Authored by: sumzero on Thursday, December 13 2012 @ 10:46 AM EST
you, certainly, are of the opinion that your opinions are
informed. i disagree. perhaps you are accustomed to having
your words treated with deference in the real world, but here
we require that you substantiate those words with verifiable
facts. when asked, you have refused to do so.

everything else is just pounding on the table.

sum.zero

---
48. The best book on programming for the layman is "alice in wonderland"; but
that's because it's the best book on anything for the layman.

alan j perlis

[ Reply to This | Parent | # ]

Giving you the benefit of doubt - a few points
Authored by: Anonymous on Thursday, December 13 2012 @ 10:53 AM EST

I took the time and bother to articulate the argument, with case citations, and that remains the one comment that received no responses.
I will go back and review that - eventually. You have my curiosity one last time.

Let's say someone applies for your services and you agree. The first three "facts" the person presents to you, you quickly discover are lies. Do you continue to trust the person at the same level as when you initially hired them? Or did your trust factor just drop? Just something to think about while you ponder whether or not the original request for citations was really so difficult to follow up on.

But the basic logic of Posner's opinion (which I hope would control in the future) is that the threat of an injunction allows for rent seeking on the part of SEP holders, something that all consumers should be against.
I am absolutely against rent seeking when it comes to patents that should have not been granted. However, I don't view such a threat from SEP holders any differently then any software patent holder. As a software developer - I can emphatically tell you software should not be patent protectable at all!
However, as you can see from my original comment that started the thread, I also think you do a disservice at times in explaining the *context* of the documents you post to the techies here. For example, in civil litigation procedure matters a great deal. As you should be aware, the possibility that Samsung would get the instant motion accepted by the court was almost zero.

Direction >>
Reproduce word for word the portion of the comment thread that opens with the words "[ Reply to This" and closes with "one last time.".

Data provided >>

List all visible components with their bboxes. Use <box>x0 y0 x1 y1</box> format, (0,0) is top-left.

Output of the exercise >>
[ Reply to This | Parent | # ]

Giving you the benefit of doubt - a few points
Authored by: Anonymous on Thursday, December 13 2012 @ 10:53 AM EST

I took the time and bother to articulate the argument, with case citations, and that remains the one comment that received no responses.
I will go back and review that - eventually. You have my curiosity one last time.